Your task
Can you reproduce the material word for word, starting with its very first line and going on through the line containing "range-button-9m[interactable]: 9M [94, 438, 104, 444]", with that line included?

# # # # #

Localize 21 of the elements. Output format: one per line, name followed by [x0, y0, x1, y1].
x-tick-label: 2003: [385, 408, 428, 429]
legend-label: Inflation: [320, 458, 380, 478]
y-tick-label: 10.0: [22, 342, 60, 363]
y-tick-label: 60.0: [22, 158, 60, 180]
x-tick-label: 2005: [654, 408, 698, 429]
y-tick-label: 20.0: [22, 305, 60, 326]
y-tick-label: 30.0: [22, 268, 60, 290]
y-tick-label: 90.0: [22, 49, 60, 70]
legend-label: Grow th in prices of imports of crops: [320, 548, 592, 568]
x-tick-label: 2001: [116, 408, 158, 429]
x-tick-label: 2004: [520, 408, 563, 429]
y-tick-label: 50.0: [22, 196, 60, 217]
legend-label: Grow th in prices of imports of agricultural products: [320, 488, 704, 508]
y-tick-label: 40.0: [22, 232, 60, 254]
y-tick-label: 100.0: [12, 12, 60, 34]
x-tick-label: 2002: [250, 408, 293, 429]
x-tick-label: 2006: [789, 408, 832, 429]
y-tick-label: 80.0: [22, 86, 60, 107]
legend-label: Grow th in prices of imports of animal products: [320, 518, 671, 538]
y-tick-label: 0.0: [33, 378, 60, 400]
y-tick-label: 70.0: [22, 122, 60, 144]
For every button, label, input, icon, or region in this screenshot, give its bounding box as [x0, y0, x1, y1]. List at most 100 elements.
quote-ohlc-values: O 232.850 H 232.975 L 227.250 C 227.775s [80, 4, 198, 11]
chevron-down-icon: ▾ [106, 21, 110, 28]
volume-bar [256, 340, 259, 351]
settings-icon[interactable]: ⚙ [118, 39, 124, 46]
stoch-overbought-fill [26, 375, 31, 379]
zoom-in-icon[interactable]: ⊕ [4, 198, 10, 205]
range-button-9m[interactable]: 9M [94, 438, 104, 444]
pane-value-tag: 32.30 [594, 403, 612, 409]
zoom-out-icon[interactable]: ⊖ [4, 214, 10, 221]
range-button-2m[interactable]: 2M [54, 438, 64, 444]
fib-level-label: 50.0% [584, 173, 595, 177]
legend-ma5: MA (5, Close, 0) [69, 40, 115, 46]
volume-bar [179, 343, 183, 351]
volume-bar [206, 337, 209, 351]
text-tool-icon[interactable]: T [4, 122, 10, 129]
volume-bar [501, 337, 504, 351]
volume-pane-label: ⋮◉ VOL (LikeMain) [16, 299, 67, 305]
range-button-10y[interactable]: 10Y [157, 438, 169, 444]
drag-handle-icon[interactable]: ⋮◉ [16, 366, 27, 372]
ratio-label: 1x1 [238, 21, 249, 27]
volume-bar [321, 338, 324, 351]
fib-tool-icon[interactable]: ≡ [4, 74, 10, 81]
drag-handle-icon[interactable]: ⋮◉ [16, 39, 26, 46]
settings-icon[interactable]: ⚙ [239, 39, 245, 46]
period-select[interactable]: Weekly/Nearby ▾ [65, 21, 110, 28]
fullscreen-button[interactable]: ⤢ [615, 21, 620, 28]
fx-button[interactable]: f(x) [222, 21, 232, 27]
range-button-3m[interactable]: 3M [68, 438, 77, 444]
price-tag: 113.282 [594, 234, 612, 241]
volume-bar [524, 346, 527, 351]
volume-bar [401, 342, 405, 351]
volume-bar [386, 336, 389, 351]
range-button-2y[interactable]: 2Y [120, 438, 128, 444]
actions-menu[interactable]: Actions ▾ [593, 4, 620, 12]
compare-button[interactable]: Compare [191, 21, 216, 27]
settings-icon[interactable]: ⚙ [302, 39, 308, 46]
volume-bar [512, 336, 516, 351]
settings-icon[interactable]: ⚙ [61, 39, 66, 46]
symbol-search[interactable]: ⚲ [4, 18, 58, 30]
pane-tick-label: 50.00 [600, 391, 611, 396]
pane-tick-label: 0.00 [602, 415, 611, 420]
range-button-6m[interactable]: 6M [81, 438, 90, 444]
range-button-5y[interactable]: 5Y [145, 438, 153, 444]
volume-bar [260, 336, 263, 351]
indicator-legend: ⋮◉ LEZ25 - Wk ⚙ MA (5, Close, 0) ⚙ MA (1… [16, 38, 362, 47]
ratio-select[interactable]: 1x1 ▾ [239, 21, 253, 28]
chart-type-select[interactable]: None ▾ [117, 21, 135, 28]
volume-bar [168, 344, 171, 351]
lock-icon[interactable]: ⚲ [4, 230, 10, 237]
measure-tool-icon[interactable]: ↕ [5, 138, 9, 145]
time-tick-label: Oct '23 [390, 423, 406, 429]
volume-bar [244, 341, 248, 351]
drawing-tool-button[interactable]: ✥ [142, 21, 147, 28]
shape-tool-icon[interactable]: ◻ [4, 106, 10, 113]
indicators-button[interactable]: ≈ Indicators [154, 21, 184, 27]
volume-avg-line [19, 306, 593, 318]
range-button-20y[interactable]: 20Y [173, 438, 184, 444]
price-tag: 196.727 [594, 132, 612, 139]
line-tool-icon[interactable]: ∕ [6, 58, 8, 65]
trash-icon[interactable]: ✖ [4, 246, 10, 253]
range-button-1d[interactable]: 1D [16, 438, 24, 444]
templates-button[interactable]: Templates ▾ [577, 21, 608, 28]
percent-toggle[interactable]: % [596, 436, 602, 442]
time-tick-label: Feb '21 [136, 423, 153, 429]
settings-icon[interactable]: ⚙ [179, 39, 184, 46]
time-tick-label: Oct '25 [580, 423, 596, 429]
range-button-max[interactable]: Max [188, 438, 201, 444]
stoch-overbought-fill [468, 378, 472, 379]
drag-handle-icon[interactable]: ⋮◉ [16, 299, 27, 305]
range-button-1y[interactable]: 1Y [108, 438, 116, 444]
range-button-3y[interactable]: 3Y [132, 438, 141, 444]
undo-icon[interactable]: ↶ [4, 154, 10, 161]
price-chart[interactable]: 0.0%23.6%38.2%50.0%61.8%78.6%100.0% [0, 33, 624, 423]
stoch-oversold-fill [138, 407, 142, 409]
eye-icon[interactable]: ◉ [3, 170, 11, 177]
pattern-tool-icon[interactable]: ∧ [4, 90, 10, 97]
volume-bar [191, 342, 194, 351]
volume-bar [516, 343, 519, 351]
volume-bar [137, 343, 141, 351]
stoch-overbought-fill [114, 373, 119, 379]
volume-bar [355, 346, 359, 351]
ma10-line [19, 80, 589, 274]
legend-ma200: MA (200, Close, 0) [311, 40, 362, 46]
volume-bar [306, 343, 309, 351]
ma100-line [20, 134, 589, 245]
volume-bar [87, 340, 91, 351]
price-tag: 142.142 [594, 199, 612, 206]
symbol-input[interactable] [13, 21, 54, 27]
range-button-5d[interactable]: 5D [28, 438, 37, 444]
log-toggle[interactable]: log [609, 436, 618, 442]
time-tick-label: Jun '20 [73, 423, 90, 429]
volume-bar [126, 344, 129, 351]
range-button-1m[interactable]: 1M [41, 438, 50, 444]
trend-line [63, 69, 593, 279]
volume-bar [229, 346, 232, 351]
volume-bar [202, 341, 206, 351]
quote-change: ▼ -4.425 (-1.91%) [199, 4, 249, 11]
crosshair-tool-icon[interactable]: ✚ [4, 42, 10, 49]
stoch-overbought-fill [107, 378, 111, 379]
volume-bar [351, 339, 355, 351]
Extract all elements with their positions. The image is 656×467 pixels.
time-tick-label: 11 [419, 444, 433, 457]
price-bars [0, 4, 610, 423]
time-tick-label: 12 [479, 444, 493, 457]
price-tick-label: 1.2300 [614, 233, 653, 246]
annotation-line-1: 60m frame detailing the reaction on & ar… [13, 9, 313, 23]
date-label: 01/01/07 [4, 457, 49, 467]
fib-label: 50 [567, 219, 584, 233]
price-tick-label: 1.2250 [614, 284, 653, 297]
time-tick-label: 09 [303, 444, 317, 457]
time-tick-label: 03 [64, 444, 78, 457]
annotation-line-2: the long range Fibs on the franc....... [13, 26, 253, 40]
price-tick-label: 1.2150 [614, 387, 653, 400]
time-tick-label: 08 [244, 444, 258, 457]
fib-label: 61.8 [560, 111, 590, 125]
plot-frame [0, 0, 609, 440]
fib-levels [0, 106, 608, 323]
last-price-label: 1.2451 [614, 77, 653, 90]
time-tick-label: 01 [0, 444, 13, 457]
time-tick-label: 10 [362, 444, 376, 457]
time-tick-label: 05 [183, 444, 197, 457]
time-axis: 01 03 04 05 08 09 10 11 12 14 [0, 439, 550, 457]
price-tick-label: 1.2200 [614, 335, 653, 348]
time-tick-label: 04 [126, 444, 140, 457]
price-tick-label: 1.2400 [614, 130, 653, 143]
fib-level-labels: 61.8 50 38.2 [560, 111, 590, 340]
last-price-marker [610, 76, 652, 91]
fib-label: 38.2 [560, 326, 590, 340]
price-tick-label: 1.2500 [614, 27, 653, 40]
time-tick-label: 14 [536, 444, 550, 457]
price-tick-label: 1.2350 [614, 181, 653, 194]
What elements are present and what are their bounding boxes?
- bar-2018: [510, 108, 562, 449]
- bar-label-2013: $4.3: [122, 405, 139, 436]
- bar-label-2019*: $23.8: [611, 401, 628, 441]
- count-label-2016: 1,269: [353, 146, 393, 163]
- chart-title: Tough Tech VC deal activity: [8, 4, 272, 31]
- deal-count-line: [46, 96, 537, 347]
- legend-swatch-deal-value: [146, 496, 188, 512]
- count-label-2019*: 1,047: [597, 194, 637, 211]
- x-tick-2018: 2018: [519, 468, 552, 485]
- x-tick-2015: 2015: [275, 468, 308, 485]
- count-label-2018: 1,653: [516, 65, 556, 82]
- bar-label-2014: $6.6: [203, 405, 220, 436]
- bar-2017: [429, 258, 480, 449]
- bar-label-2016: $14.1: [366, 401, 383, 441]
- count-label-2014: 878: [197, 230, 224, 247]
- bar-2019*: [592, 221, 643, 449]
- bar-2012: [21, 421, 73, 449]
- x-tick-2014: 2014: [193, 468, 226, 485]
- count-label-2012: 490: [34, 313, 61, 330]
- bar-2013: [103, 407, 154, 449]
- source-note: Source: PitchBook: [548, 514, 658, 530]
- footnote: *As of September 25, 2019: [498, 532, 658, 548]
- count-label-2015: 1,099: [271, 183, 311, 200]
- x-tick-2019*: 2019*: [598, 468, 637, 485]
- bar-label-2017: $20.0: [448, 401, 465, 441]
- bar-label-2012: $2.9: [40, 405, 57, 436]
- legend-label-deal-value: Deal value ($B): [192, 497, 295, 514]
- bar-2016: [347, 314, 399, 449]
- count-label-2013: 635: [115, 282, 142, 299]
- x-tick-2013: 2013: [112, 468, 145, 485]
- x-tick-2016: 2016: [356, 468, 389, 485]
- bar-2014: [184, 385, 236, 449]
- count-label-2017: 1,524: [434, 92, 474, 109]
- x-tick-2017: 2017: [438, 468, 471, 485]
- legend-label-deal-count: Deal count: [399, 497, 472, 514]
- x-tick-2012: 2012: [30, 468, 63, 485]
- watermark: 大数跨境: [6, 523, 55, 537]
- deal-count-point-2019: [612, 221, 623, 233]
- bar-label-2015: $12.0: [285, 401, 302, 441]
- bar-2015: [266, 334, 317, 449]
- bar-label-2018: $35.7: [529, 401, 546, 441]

# # # # #

Full solution
Localize 21 of the elements. Output format: one per line, name followed by [x0, y0, x1, y1].
x-tick-label: 2003: [385, 408, 428, 429]
legend-label: Inflation: [320, 458, 380, 478]
y-tick-label: 10.0: [22, 342, 60, 363]
y-tick-label: 60.0: [22, 158, 60, 180]
x-tick-label: 2005: [654, 408, 698, 429]
y-tick-label: 20.0: [22, 305, 60, 326]
y-tick-label: 30.0: [22, 268, 60, 290]
y-tick-label: 90.0: [22, 49, 60, 70]
legend-label: Grow th in prices of imports of crops: [320, 548, 592, 568]
x-tick-label: 2001: [116, 408, 158, 429]
x-tick-label: 2004: [520, 408, 563, 429]
y-tick-label: 50.0: [22, 196, 60, 217]
legend-label: Grow th in prices of imports of agricultural products: [320, 488, 704, 508]
y-tick-label: 40.0: [22, 232, 60, 254]
y-tick-label: 100.0: [12, 12, 60, 34]
x-tick-label: 2002: [250, 408, 293, 429]
x-tick-label: 2006: [789, 408, 832, 429]
y-tick-label: 80.0: [22, 86, 60, 107]
legend-label: Grow th in prices of imports of animal products: [320, 518, 671, 538]
y-tick-label: 0.0: [33, 378, 60, 400]
y-tick-label: 70.0: [22, 122, 60, 144]
For every button, label, input, icon, or region in this screenshot, give its bounding box as [x0, y0, x1, y1]. List at most 100 elements.
quote-ohlc-values: O 232.850 H 232.975 L 227.250 C 227.775s [80, 4, 198, 11]
chevron-down-icon: ▾ [106, 21, 110, 28]
volume-bar [256, 340, 259, 351]
settings-icon[interactable]: ⚙ [118, 39, 124, 46]
stoch-overbought-fill [26, 375, 31, 379]
zoom-in-icon[interactable]: ⊕ [4, 198, 10, 205]
range-button-9m[interactable]: 9M [94, 438, 104, 444]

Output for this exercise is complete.